Stored records

________________

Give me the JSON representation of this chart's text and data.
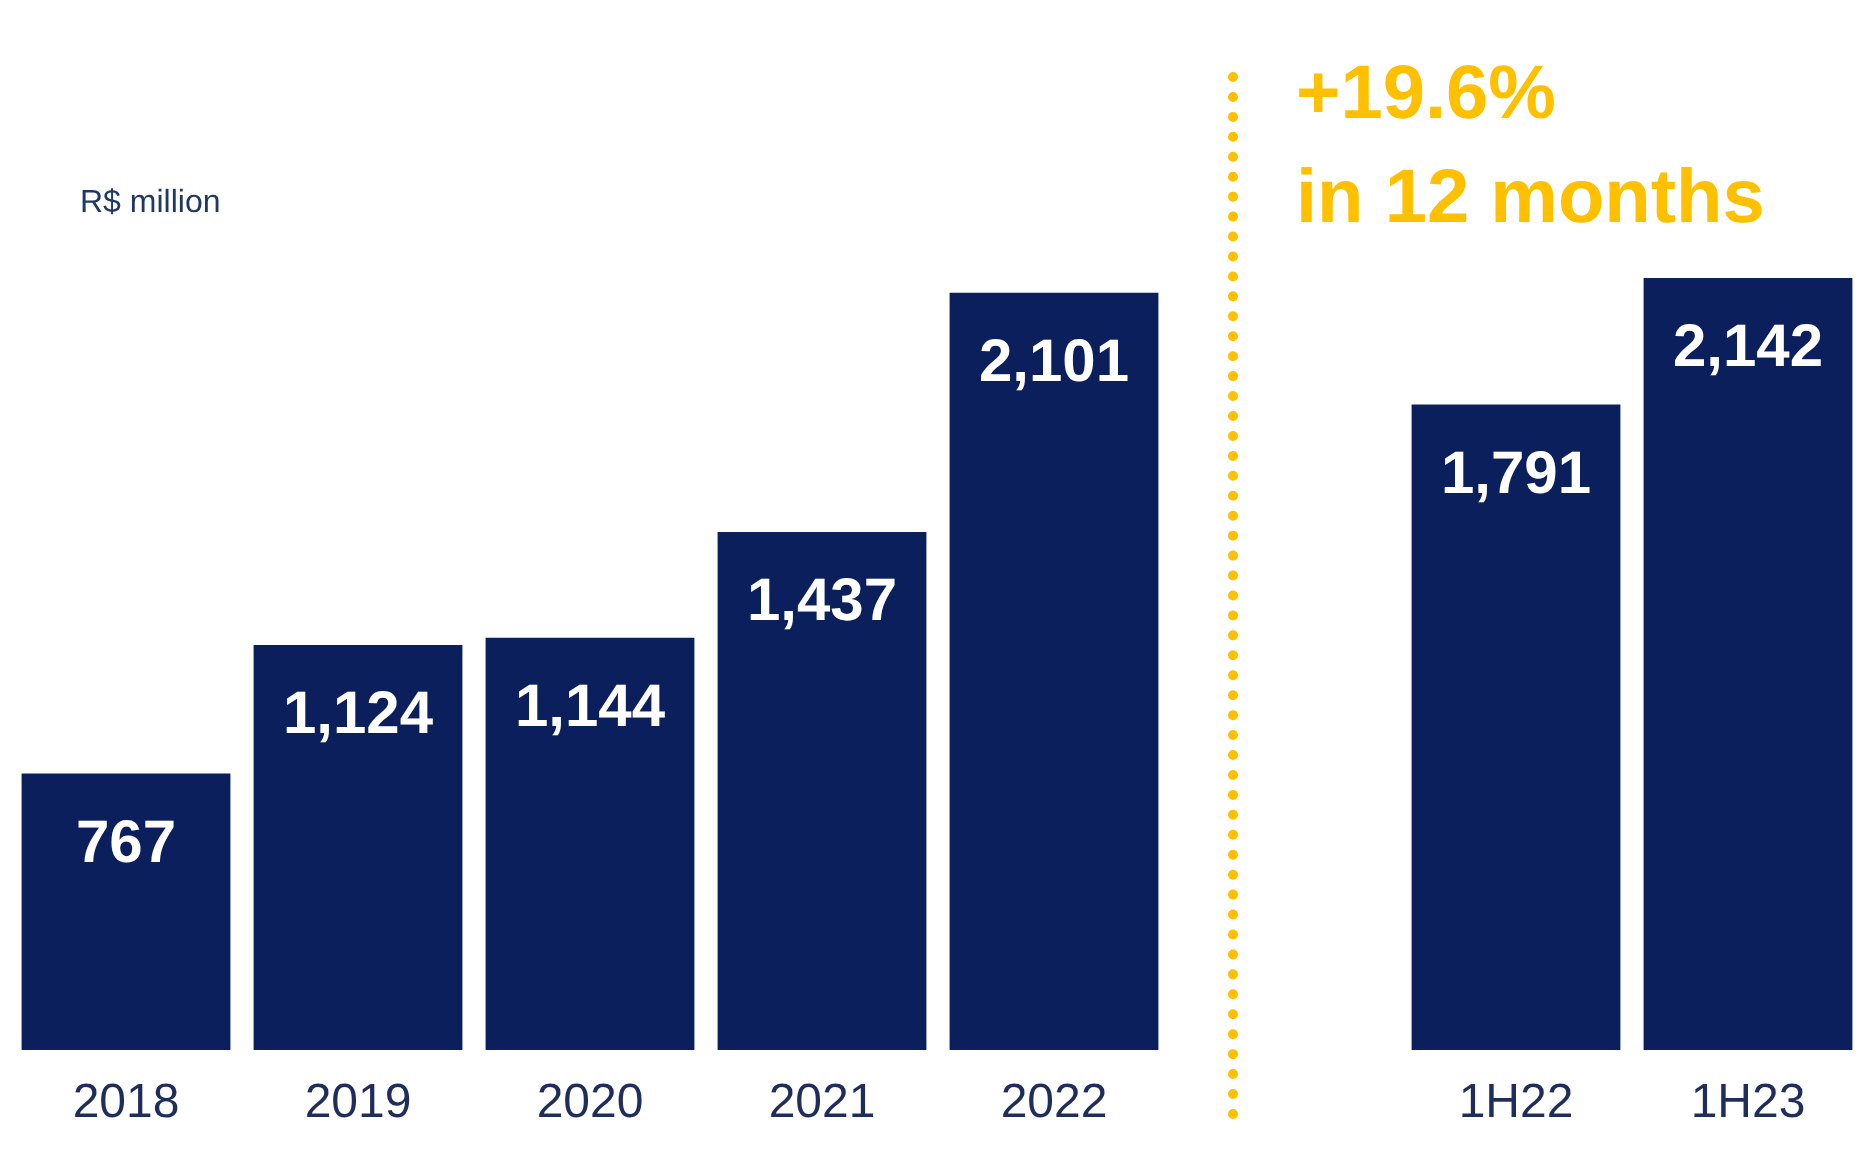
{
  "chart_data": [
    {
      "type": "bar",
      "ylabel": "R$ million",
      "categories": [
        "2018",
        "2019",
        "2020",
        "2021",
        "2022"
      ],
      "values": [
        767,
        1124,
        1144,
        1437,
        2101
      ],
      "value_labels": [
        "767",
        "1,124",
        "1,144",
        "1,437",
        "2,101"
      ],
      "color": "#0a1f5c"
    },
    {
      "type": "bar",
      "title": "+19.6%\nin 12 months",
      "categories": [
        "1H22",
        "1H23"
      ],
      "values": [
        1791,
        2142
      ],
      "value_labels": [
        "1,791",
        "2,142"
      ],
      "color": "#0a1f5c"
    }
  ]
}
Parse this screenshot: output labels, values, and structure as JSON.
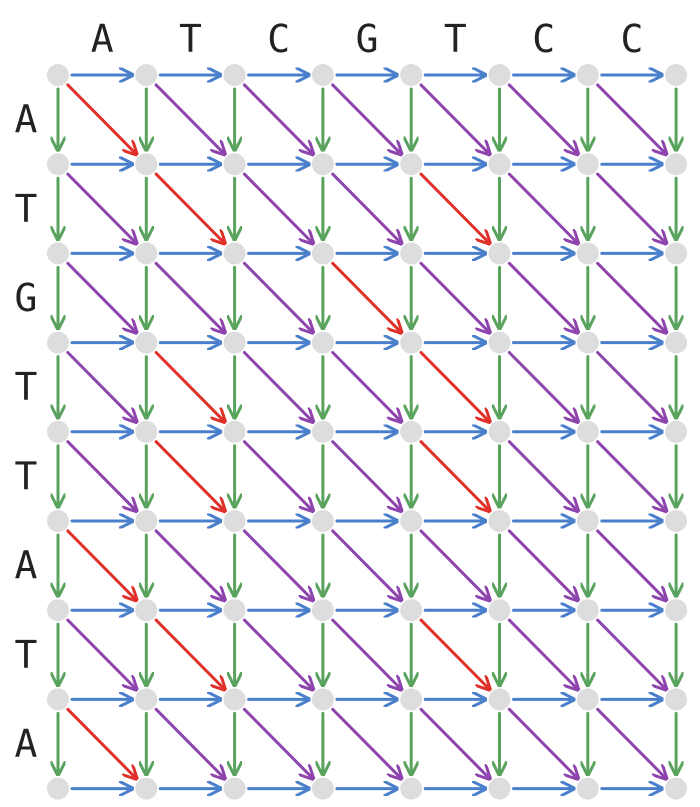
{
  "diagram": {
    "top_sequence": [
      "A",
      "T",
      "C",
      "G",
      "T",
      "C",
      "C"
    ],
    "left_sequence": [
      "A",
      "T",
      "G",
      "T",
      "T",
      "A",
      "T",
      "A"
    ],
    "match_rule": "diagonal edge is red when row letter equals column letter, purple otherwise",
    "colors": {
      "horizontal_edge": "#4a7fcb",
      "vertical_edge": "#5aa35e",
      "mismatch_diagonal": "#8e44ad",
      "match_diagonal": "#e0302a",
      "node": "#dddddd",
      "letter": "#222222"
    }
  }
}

________________

WHAT YOU NEED TO DO:
Emit the lines of the data above from the one containing "Parse this screenshot: output" through its final line, both endpoints included. Pictures do not belong in the output.

ANSWER TO THIS TASK:
Parse this screenshot: output labels, values, and structure as JSON.
{
  "diagram": {
    "top_sequence": [
      "A",
      "T",
      "C",
      "G",
      "T",
      "C",
      "C"
    ],
    "left_sequence": [
      "A",
      "T",
      "G",
      "T",
      "T",
      "A",
      "T",
      "A"
    ],
    "match_rule": "diagonal edge is red when row letter equals column letter, purple otherwise",
    "colors": {
      "horizontal_edge": "#4a7fcb",
      "vertical_edge": "#5aa35e",
      "mismatch_diagonal": "#8e44ad",
      "match_diagonal": "#e0302a",
      "node": "#dddddd",
      "letter": "#222222"
    }
  }
}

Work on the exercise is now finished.